:: PROBLEM ::
Images excluded, repeat each entry below exactly.
** begin GIVEN INFORMATION **
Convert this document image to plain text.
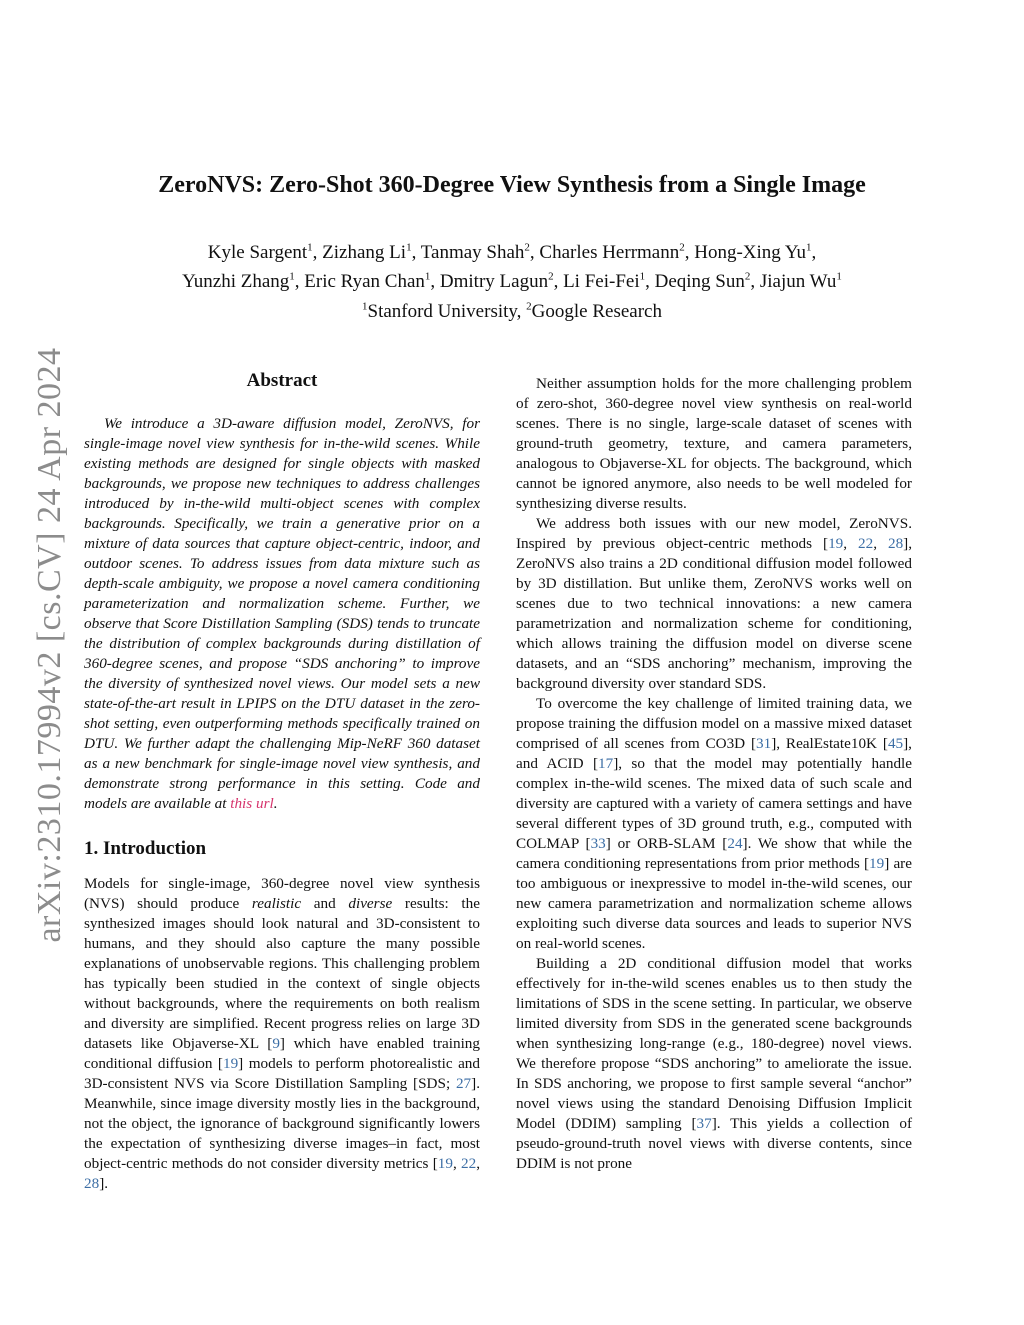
arXiv:2310.17994v2 [cs.CV] 24 Apr 2024
ZeroNVS: Zero-Shot 360-Degree View Synthesis from a Single Image
Kyle Sargent$^1$, Zizhang Li$^1$, Tanmay Shah$^2$, Charles Herrmann$^2$, Hong-Xing Yu$^1$,
Yunzhi Zhang$^1$, Eric Ryan Chan$^1$, Dmitry Lagun$^2$, Li Fei-Fei$^1$, Deqing Sun$^2$, Jiajun Wu$^1$
$^1$Stanford University, $^2$Google Research
Abstract

We introduce a 3D-aware diffusion model, ZeroNVS, for single-image novel view synthesis for in-the-wild scenes. While existing methods are designed for single objects with masked backgrounds, we propose new techniques to address challenges introduced by in-the-wild multi-object scenes with complex backgrounds. Specifically, we train a generative prior on a mixture of data sources that capture object-centric, indoor, and outdoor scenes. To address issues from data mixture such as depth-scale ambiguity, we propose a novel camera conditioning parameterization and normalization scheme. Further, we observe that Score Distillation Sampling (SDS) tends to truncate the distribution of complex backgrounds during distillation of 360-degree scenes, and propose “SDS anchoring” to improve the diversity of synthesized novel views. Our model sets a new state-of-the-art result in LPIPS on the DTU dataset in the zero-shot setting, even outperforming methods specifically trained on DTU. We further adapt the challenging Mip-NeRF 360 dataset as a new benchmark for single-image novel view synthesis, and demonstrate strong performance in this setting. Code and models are available at this url.

1. Introduction

Models for single-image, 360-degree novel view synthesis (NVS) should produce realistic and diverse results: the synthesized images should look natural and 3D-consistent to humans, and they should also capture the many possible explanations of unobservable regions. This challenging problem has typically been studied in the context of single objects without backgrounds, where the requirements on both realism and diversity are simplified. Recent progress relies on large 3D datasets like Objaverse-XL [9] which have enabled training conditional diffusion [19] models to perform photorealistic and 3D-consistent NVS via Score Distillation Sampling [SDS; 27]. Meanwhile, since image diversity mostly lies in the background, not the object, the ignorance of background significantly lowers the expectation of synthesizing diverse images–in fact, most object-centric methods do not consider diversity metrics [19, 22, 28].

Neither assumption holds for the more challenging problem of zero-shot, 360-degree novel view synthesis on real-world scenes. There is no single, large-scale dataset of scenes with ground-truth geometry, texture, and camera parameters, analogous to Objaverse-XL for objects. The background, which cannot be ignored anymore, also needs to be well modeled for synthesizing diverse results.

We address both issues with our new model, ZeroNVS. Inspired by previous object-centric methods [19, 22, 28], ZeroNVS also trains a 2D conditional diffusion model followed by 3D distillation. But unlike them, ZeroNVS works well on scenes due to two technical innovations: a new camera parametrization and normalization scheme for conditioning, which allows training the diffusion model on diverse scene datasets, and an “SDS anchoring” mechanism, improving the background diversity over standard SDS.

To overcome the key challenge of limited training data, we propose training the diffusion model on a massive mixed dataset comprised of all scenes from CO3D [31], RealEstate10K [45], and ACID [17], so that the model may potentially handle complex in-the-wild scenes. The mixed data of such scale and diversity are captured with a variety of camera settings and have several different types of 3D ground truth, e.g., computed with COLMAP [33] or ORB-SLAM [24]. We show that while the camera conditioning representations from prior methods [19] are too ambiguous or inexpressive to model in-the-wild scenes, our new camera parametrization and normalization scheme allows exploiting such diverse data sources and leads to superior NVS on real-world scenes.

Building a 2D conditional diffusion model that works effectively for in-the-wild scenes enables us to then study the limitations of SDS in the scene setting. In particular, we observe limited diversity from SDS in the generated scene backgrounds when synthesizing long-range (e.g., 180-degree) novel views. We therefore propose “SDS anchoring” to ameliorate the issue. In SDS anchoring, we propose to first sample several “anchor” novel views using the standard Denoising Diffusion Implicit Model (DDIM) sampling [37]. This yields a collection of pseudo-ground-truth novel views with diverse contents, since DDIM is not prone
** end GIVEN INFORMATION **
:: COMPLETED TASK ::
Convert this document image to plain text.
arXiv:2310.17994v2 [cs.CV] 24 Apr 2024
ZeroNVS: Zero-Shot 360-Degree View Synthesis from a Single Image
Kyle Sargent$^1$, Zizhang Li$^1$, Tanmay Shah$^2$, Charles Herrmann$^2$, Hong-Xing Yu$^1$,
Yunzhi Zhang$^1$, Eric Ryan Chan$^1$, Dmitry Lagun$^2$, Li Fei-Fei$^1$, Deqing Sun$^2$, Jiajun Wu$^1$
$^1$Stanford University, $^2$Google Research
Abstract

We introduce a 3D-aware diffusion model, ZeroNVS, for single-image novel view synthesis for in-the-wild scenes. While existing methods are designed for single objects with masked backgrounds, we propose new techniques to address challenges introduced by in-the-wild multi-object scenes with complex backgrounds. Specifically, we train a generative prior on a mixture of data sources that capture object-centric, indoor, and outdoor scenes. To address issues from data mixture such as depth-scale ambiguity, we propose a novel camera conditioning parameterization and normalization scheme. Further, we observe that Score Distillation Sampling (SDS) tends to truncate the distribution of complex backgrounds during distillation of 360-degree scenes, and propose “SDS anchoring” to improve the diversity of synthesized novel views. Our model sets a new state-of-the-art result in LPIPS on the DTU dataset in the zero-shot setting, even outperforming methods specifically trained on DTU. We further adapt the challenging Mip-NeRF 360 dataset as a new benchmark for single-image novel view synthesis, and demonstrate strong performance in this setting. Code and models are available at this url.

1. Introduction

Models for single-image, 360-degree novel view synthesis (NVS) should produce realistic and diverse results: the synthesized images should look natural and 3D-consistent to humans, and they should also capture the many possible explanations of unobservable regions. This challenging problem has typically been studied in the context of single objects without backgrounds, where the requirements on both realism and diversity are simplified. Recent progress relies on large 3D datasets like Objaverse-XL [9] which have enabled training conditional diffusion [19] models to perform photorealistic and 3D-consistent NVS via Score Distillation Sampling [SDS; 27]. Meanwhile, since image diversity mostly lies in the background, not the object, the ignorance of background significantly lowers the expectation of synthesizing diverse images–in fact, most object-centric methods do not consider diversity metrics [19, 22, 28].

Neither assumption holds for the more challenging problem of zero-shot, 360-degree novel view synthesis on real-world scenes. There is no single, large-scale dataset of scenes with ground-truth geometry, texture, and camera parameters, analogous to Objaverse-XL for objects. The background, which cannot be ignored anymore, also needs to be well modeled for synthesizing diverse results.

We address both issues with our new model, ZeroNVS. Inspired by previous object-centric methods [19, 22, 28], ZeroNVS also trains a 2D conditional diffusion model followed by 3D distillation. But unlike them, ZeroNVS works well on scenes due to two technical innovations: a new camera parametrization and normalization scheme for conditioning, which allows training the diffusion model on diverse scene datasets, and an “SDS anchoring” mechanism, improving the background diversity over standard SDS.

To overcome the key challenge of limited training data, we propose training the diffusion model on a massive mixed dataset comprised of all scenes from CO3D [31], RealEstate10K [45], and ACID [17], so that the model may potentially handle complex in-the-wild scenes. The mixed data of such scale and diversity are captured with a variety of camera settings and have several different types of 3D ground truth, e.g., computed with COLMAP [33] or ORB-SLAM [24]. We show that while the camera conditioning representations from prior methods [19] are too ambiguous or inexpressive to model in-the-wild scenes, our new camera parametrization and normalization scheme allows exploiting such diverse data sources and leads to superior NVS on real-world scenes.

Building a 2D conditional diffusion model that works effectively for in-the-wild scenes enables us to then study the limitations of SDS in the scene setting. In particular, we observe limited diversity from SDS in the generated scene backgrounds when synthesizing long-range (e.g., 180-degree) novel views. We therefore propose “SDS anchoring” to ameliorate the issue. In SDS anchoring, we propose to first sample several “anchor” novel views using the standard Denoising Diffusion Implicit Model (DDIM) sampling [37]. This yields a collection of pseudo-ground-truth novel views with diverse contents, since DDIM is not prone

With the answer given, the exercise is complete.